Layout annotation data

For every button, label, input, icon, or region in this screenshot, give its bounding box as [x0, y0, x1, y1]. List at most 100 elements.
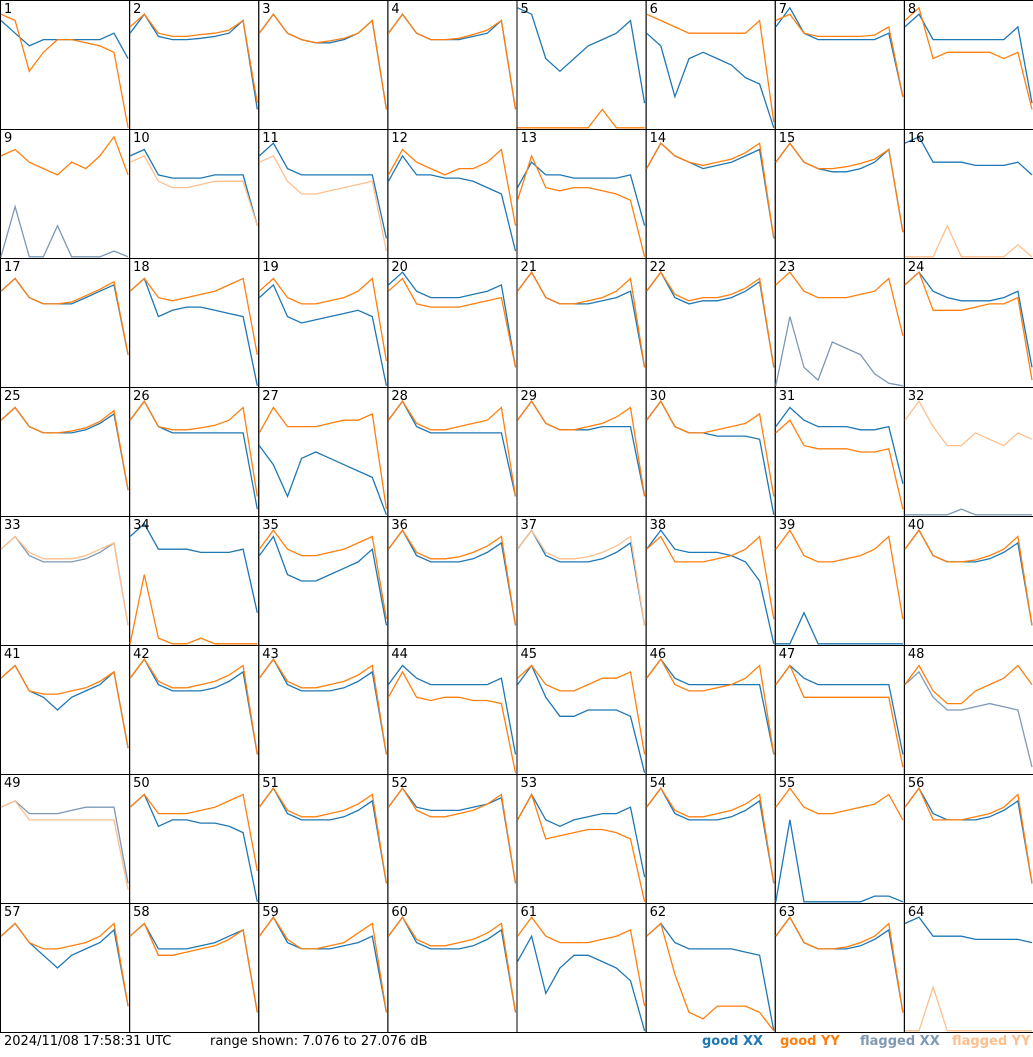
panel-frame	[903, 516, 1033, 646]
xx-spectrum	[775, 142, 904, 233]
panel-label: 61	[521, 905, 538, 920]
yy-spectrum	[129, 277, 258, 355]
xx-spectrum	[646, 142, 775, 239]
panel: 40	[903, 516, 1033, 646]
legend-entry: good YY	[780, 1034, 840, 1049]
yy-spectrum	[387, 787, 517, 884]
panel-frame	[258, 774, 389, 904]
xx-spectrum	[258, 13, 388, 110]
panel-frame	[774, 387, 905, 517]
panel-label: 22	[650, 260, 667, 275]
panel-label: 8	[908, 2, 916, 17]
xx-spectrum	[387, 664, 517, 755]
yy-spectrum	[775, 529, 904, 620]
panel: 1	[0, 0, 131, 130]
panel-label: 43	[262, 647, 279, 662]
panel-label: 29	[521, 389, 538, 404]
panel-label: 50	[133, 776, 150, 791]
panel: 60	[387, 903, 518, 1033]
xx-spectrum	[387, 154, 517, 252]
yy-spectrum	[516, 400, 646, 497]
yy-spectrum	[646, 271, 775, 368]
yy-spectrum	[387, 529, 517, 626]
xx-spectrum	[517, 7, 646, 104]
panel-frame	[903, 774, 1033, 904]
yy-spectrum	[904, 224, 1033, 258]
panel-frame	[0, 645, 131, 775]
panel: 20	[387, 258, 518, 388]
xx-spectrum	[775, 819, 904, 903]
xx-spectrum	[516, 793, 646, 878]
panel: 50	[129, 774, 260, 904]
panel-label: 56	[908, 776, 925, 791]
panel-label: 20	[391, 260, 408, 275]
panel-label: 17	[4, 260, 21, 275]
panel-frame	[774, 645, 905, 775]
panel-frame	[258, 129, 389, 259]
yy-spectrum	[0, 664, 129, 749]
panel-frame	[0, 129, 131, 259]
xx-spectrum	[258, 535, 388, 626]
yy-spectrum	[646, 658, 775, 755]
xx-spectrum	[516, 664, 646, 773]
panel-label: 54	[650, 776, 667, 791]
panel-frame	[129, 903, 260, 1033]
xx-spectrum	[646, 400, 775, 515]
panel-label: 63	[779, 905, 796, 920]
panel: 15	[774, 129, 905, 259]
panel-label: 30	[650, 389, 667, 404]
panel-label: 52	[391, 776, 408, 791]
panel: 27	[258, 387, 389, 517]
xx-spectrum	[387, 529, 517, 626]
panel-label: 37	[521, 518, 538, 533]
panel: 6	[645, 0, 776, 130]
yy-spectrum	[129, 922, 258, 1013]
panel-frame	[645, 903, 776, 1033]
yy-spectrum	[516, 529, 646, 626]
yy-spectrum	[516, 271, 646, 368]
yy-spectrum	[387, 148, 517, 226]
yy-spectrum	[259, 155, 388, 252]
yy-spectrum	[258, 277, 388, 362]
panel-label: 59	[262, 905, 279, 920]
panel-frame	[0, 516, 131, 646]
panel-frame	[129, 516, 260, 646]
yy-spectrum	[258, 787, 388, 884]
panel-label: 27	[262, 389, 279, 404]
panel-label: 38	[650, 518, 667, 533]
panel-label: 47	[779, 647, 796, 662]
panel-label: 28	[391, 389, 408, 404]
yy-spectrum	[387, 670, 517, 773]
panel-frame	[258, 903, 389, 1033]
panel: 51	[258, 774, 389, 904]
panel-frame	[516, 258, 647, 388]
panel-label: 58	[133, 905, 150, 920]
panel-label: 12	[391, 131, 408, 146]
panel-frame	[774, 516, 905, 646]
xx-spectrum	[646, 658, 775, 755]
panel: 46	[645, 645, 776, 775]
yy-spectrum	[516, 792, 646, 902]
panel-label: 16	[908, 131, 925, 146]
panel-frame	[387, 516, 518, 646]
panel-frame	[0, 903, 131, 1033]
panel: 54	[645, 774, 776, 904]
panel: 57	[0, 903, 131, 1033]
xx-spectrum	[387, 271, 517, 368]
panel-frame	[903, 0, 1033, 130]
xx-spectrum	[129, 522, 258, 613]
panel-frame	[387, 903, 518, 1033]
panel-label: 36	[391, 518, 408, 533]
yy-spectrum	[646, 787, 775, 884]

▶ **PROBLEM TO SOLVE**: How many lines of the data contain the string "entry"? Reply with the number alone.

▶ **PROBLEM SOLUTION**: 1